Il faut en passer par quelques définitions.

Qu’est-ce qui fait qu’il peut y avoir un problème avec des lois ? C’est la manière dont elles vont être interprétées à travers la jurisprudence qui va être construite à partir d’elles.

On peut certes, faire des lois sans se préoccuper de la suite, et décider d’attendre la jurisprudence pour voir ce qui va se passer. Il me semble plus approprié de se demander quelles peuvent en être les conséquences, compte tenu de ce qu’on sait du fonctionnement actuel de lois similaires, avec le pouvoir donné aux associations de se porter parties civiles. Aujourd’hui, par exemple, une loi en elle-même très sensée contre l’antisémitisme se traduit par une jurisprudence qui fait d’Edgar Morin un antisémite tout en épargnant Dieudonné.

Que peut-il se passer dans la configuration dont nous discutons ? Pas forcément le pire, peut-être rien mais peut-être aussi des choses un peu fâcheuses.

À mon avis la plus inoffensive de toutes ces lois est celle qui fait le plus parler d’elle, celle du 23 février, l’article 4 concernant l’enseignement de l’histoire coloniale, parce qu’il n’a aucun risque d’être appliqué par les professeurs d’histoire, le système étant intégralement géré sur la base d’un accord très large entre inspection et enseignants. La seule chose qui peut arriver, et c’est un risque réel, c’est que des parents d’élèves se constituent en parties civiles et traînent devant les tribunaux des professeurs qui n’avaient pas besoin de cela : la loi en question contribuerait ainsi à la persécution des enseignants qui ont déjà pas mal de soucis à se faire. Un mot maintenant sur l’affaire Pétré-Grenouilleau, dont on peut trouver les propos assez inoffensifs. Or, ce qu’on observe à travers ces tentatives de le faire condamner, c’est la dynamique qui naît lorsqu’on crée un délit de contestation de crime contre l’humanité. Certains suggèrent du reste qu’il faudrait de ce point de vue traîner devant les tribunaux les députés qui ont voté la loi du 23 février 2005, puisque leurs propos « révisionnistes » sur la colonisation incluent (à leur insu) l’esclavage et qu’ils sont donc en infraction contre « la loi » en exerçant leur activité de législateur. C’est proprement délirant, et de la même façon qu’il ne faut pas ouvrir des voies pour persécuter les professeurs, il ne faut pas non plus ouvrir des voies pour encombrer les tribunaux.

□ □ □ □

D'après le texte fourni, quelle loi est présentée comme la plus inoffensive de toutes ?

□ □ □ □

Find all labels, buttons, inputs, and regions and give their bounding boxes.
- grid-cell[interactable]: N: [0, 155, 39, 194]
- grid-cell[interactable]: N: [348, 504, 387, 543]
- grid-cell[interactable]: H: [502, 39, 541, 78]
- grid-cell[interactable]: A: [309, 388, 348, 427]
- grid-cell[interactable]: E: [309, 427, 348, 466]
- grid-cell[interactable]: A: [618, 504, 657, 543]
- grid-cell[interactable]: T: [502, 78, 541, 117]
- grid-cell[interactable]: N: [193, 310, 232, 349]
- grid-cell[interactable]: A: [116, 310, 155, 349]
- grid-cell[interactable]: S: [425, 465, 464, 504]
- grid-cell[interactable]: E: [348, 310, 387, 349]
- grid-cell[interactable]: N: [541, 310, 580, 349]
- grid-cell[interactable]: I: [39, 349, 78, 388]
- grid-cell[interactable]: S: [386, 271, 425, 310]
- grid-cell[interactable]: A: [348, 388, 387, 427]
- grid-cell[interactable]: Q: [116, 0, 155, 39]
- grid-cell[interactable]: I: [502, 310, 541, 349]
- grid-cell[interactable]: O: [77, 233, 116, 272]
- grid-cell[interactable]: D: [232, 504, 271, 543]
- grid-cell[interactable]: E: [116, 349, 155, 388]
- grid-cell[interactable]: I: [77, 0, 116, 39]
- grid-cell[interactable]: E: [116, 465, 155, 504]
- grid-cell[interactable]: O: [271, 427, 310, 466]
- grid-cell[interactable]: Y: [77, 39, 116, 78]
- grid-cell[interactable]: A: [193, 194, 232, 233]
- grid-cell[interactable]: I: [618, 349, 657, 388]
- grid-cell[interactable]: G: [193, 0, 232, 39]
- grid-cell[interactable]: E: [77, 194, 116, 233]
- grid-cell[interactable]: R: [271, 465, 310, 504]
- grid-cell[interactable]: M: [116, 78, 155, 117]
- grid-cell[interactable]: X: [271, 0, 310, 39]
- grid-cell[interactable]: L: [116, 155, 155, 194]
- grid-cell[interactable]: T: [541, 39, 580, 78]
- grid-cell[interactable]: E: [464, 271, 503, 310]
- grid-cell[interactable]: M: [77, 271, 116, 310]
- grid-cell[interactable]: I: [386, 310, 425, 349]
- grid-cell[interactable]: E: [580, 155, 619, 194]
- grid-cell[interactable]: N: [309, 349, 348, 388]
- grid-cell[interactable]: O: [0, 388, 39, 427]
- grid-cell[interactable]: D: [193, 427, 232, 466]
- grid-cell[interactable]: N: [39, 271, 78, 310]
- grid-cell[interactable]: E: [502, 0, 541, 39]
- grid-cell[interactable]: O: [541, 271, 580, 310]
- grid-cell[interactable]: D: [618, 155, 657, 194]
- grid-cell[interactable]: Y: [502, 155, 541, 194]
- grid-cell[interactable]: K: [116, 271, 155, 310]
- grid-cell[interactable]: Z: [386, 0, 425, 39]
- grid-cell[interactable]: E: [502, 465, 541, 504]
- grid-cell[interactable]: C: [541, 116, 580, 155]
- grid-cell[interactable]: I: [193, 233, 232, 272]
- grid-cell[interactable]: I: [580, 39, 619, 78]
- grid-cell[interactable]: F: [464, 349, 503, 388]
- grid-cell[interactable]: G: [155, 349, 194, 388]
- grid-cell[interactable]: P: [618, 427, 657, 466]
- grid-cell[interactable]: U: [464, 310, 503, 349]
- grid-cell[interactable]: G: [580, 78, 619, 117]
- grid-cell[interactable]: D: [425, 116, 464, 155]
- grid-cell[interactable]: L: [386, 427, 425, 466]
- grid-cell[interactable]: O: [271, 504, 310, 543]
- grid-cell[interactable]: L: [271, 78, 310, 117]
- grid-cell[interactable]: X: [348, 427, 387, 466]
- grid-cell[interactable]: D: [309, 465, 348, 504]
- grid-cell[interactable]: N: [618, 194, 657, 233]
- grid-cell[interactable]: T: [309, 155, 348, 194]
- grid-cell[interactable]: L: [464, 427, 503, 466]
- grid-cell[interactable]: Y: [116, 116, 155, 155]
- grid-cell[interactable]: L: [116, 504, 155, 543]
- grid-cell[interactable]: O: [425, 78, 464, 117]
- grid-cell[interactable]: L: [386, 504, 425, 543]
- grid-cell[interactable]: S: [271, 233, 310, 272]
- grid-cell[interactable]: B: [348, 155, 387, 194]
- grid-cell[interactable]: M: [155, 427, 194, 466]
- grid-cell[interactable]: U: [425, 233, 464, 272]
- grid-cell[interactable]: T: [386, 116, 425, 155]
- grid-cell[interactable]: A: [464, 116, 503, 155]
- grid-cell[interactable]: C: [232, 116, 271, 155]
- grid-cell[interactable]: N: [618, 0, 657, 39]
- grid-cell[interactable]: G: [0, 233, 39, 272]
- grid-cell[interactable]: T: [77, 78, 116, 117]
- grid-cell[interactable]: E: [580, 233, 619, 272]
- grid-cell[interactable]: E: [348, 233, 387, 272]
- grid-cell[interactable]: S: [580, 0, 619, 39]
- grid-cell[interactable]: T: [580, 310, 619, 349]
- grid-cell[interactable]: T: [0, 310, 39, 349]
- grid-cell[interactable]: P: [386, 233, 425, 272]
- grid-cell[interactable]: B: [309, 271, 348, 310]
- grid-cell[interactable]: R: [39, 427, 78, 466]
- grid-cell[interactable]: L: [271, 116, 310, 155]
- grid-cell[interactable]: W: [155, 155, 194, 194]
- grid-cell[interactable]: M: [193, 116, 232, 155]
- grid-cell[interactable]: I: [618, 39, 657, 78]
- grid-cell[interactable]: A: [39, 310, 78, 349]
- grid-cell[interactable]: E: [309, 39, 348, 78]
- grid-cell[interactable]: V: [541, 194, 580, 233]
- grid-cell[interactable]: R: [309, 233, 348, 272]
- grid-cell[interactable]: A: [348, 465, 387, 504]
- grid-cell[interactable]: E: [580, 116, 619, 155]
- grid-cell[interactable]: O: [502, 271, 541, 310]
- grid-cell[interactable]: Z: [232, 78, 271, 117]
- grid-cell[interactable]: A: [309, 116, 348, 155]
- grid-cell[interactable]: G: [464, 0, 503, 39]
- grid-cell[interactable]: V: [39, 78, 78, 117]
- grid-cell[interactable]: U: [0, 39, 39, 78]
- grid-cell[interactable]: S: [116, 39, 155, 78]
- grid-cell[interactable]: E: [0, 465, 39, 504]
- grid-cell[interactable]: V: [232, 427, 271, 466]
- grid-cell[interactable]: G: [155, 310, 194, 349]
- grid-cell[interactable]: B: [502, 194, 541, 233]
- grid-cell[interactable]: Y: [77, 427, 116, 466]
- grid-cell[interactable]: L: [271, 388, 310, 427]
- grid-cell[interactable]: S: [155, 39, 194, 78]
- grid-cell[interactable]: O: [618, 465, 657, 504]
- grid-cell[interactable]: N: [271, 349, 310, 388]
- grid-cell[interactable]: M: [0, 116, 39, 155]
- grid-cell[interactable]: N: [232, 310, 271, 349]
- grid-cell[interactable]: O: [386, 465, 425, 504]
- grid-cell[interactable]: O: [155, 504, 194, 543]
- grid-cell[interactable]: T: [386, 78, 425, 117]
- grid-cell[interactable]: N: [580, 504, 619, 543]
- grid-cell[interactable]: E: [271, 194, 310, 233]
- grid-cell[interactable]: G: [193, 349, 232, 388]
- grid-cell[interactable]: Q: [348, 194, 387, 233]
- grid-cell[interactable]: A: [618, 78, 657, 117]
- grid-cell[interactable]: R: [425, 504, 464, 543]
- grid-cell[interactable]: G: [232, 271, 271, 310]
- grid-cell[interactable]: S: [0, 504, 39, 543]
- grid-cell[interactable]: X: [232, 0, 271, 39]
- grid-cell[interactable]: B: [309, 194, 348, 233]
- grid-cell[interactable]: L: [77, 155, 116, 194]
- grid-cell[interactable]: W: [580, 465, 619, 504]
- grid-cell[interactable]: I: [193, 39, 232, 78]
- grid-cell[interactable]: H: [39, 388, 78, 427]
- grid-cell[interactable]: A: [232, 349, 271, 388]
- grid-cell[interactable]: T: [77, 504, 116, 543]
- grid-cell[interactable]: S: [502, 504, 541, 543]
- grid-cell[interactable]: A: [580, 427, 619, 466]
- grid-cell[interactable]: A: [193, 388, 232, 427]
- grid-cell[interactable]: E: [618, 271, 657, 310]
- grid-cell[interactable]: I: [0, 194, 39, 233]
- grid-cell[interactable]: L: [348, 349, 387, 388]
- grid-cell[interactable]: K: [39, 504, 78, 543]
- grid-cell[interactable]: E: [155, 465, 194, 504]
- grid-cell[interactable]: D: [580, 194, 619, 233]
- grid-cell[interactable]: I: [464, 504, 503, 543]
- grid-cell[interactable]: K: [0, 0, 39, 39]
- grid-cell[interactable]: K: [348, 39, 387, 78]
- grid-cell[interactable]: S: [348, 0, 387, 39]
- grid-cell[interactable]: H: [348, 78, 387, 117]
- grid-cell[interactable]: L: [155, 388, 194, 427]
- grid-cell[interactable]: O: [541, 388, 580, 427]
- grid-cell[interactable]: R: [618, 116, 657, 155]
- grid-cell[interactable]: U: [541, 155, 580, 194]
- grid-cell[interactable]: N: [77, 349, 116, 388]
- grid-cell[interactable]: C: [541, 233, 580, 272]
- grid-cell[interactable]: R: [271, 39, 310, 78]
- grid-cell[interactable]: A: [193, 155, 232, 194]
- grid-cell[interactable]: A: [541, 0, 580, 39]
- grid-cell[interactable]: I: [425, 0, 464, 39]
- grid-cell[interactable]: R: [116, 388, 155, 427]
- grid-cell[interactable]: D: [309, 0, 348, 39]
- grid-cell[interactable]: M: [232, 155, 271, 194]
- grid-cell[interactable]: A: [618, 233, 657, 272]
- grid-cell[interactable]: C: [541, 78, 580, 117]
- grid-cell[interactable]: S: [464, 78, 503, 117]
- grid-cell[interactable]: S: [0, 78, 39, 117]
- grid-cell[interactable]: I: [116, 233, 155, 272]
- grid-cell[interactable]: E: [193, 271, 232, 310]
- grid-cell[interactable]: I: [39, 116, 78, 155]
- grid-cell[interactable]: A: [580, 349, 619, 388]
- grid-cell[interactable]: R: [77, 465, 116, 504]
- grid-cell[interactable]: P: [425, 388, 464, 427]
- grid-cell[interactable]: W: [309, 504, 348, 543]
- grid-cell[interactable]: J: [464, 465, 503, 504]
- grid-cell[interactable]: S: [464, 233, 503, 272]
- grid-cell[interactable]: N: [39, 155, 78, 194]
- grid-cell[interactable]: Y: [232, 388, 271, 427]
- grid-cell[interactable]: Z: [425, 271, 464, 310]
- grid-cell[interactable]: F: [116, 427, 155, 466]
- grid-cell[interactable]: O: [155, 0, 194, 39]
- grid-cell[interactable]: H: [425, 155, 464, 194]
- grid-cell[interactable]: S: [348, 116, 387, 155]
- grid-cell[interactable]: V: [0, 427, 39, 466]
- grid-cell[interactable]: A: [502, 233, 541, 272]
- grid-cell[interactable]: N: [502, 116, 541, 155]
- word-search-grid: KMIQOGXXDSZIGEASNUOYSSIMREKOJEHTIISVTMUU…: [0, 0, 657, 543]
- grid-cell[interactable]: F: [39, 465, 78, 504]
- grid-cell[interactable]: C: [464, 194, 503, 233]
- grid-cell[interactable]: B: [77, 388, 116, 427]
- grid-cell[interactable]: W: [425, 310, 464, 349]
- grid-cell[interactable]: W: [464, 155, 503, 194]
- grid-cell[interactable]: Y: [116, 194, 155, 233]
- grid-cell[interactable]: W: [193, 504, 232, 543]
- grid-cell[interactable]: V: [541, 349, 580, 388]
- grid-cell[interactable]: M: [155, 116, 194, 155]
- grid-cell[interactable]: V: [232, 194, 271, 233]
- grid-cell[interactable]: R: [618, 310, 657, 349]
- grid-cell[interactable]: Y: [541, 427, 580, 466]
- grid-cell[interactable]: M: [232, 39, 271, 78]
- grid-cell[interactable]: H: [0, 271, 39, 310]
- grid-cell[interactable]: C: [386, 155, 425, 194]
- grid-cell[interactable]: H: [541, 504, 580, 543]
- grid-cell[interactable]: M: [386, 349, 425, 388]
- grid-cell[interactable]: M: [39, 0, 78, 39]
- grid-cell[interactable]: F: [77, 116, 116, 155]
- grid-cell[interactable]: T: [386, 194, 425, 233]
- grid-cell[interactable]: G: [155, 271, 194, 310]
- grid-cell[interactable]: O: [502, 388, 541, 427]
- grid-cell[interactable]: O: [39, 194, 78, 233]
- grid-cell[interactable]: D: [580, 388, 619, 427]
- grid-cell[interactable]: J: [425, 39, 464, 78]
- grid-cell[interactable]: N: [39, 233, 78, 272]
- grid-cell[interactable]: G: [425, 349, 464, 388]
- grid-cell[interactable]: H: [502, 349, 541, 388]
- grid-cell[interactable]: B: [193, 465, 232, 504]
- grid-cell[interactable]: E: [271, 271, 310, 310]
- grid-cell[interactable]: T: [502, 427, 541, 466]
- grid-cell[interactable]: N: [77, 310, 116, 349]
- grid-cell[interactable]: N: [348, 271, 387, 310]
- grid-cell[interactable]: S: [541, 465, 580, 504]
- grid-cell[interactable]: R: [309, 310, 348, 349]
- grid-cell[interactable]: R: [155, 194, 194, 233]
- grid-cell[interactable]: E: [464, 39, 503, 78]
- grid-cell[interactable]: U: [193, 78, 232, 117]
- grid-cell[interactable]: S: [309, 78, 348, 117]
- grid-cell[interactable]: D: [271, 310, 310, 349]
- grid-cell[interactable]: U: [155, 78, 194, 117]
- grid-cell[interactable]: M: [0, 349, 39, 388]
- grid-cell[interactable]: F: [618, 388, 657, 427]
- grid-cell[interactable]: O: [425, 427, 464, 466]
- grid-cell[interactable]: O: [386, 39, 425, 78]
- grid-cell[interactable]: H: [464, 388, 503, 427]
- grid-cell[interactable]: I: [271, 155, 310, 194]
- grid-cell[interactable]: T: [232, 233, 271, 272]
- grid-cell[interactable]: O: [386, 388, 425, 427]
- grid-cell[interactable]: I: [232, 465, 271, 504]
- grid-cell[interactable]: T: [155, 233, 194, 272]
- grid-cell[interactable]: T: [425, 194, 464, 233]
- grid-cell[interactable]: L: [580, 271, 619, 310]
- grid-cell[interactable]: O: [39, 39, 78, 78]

□ □ □ □

[Résultat de l'exercice]
Celle du 23 février, avec son article 4 sur l'enseignement de l'histoire coloniale.